» EXERCISE REQUIREMENTS
Check every line of the entries for "Servicio", and copy the lines that hold it.

[Extracted data entries]
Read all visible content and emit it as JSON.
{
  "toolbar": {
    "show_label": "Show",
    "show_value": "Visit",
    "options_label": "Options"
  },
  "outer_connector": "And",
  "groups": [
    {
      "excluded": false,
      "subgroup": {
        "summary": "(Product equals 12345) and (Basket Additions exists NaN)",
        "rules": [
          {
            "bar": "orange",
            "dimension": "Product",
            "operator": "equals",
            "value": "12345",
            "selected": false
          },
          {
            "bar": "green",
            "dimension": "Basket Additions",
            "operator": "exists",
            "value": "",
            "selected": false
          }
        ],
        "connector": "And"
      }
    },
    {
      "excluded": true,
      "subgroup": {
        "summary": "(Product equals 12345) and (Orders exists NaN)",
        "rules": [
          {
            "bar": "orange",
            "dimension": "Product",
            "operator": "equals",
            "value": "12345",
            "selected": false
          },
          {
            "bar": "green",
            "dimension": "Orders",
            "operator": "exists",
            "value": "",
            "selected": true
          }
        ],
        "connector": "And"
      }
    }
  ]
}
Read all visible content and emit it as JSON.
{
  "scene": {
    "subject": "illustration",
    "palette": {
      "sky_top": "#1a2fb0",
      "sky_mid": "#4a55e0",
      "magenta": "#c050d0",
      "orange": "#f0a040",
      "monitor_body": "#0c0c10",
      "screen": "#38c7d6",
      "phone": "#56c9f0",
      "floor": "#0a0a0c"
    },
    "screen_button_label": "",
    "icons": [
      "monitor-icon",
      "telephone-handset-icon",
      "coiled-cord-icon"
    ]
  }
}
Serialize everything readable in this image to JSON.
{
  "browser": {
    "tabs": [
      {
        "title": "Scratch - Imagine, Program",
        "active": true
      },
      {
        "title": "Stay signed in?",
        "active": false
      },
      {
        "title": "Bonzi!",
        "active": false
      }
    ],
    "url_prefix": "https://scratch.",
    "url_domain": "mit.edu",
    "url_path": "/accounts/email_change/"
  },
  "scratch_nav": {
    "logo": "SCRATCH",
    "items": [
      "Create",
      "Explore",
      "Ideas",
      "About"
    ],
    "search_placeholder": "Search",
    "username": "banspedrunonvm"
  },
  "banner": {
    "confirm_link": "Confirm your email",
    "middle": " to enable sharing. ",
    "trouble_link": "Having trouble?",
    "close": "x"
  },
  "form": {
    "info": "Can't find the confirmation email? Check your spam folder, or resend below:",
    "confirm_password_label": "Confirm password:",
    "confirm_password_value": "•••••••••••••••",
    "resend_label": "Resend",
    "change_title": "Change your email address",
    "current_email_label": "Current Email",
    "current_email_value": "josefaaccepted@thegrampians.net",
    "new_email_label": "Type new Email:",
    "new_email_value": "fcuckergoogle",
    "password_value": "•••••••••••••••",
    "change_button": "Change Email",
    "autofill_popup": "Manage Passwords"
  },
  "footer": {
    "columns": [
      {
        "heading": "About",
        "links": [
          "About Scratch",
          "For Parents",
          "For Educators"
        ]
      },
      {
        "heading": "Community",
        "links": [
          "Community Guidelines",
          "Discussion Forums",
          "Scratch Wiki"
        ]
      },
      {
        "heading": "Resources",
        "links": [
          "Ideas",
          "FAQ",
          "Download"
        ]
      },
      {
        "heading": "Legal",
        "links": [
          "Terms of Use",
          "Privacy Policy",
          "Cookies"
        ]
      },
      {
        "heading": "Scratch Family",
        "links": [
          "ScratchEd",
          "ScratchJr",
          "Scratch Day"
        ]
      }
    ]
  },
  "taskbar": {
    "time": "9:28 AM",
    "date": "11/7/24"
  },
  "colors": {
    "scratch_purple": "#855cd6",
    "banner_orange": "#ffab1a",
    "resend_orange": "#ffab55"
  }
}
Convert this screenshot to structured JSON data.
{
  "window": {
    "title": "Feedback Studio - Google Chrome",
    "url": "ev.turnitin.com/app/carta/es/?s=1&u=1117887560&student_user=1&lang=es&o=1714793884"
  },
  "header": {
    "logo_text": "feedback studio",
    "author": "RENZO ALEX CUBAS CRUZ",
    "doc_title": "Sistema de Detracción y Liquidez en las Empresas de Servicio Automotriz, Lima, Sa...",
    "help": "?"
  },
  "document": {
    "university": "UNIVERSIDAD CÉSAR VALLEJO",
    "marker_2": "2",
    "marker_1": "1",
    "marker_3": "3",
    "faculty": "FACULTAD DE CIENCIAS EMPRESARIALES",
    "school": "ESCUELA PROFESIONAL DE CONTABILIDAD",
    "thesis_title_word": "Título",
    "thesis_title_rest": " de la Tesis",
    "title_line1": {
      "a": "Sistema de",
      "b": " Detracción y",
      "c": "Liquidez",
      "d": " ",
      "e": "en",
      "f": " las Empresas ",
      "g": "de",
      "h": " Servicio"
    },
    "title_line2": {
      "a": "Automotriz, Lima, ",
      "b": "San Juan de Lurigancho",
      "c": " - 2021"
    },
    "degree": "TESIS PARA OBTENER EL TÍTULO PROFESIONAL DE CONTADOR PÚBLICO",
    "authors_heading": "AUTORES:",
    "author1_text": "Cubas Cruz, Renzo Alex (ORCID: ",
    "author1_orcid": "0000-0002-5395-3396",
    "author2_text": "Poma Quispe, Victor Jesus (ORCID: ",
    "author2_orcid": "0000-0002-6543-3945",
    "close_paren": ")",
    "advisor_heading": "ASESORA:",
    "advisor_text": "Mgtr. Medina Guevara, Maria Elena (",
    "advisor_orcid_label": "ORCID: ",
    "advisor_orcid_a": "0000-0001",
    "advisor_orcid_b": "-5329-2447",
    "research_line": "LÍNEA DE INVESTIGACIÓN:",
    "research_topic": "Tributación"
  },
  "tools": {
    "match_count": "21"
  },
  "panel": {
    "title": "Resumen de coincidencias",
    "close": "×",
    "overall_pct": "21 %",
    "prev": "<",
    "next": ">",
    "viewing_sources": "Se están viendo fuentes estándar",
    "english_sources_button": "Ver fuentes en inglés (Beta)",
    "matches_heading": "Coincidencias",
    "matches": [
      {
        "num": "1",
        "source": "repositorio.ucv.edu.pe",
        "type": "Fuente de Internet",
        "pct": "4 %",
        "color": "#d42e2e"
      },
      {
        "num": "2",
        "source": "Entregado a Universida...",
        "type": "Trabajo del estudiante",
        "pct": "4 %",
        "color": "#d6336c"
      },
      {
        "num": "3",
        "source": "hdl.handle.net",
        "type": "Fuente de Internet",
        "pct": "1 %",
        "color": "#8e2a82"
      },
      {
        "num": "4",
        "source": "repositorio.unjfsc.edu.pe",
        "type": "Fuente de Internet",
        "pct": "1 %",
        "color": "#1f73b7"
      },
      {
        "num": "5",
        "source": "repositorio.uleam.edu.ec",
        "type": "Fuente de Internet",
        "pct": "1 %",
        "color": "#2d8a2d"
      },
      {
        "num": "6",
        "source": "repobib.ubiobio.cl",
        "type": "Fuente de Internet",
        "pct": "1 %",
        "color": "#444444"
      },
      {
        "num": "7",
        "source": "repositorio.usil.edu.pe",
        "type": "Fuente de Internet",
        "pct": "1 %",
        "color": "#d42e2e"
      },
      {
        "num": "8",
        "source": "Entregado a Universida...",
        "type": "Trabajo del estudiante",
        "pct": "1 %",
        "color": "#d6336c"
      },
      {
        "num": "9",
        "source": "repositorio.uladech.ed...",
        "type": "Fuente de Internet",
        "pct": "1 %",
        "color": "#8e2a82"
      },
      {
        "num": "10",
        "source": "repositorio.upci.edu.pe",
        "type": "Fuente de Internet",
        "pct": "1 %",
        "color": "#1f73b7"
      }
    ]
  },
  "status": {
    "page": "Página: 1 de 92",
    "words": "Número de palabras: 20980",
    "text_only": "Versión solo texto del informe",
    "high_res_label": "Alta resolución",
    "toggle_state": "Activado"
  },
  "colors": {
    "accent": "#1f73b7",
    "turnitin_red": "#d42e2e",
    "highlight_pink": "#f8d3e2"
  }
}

» CORRECT ANSWER
    "doc_title": "Sistema de Detracción y Liquidez en las Empresas de Servicio Automotriz, Lima, Sa...",
      "h": " Servicio"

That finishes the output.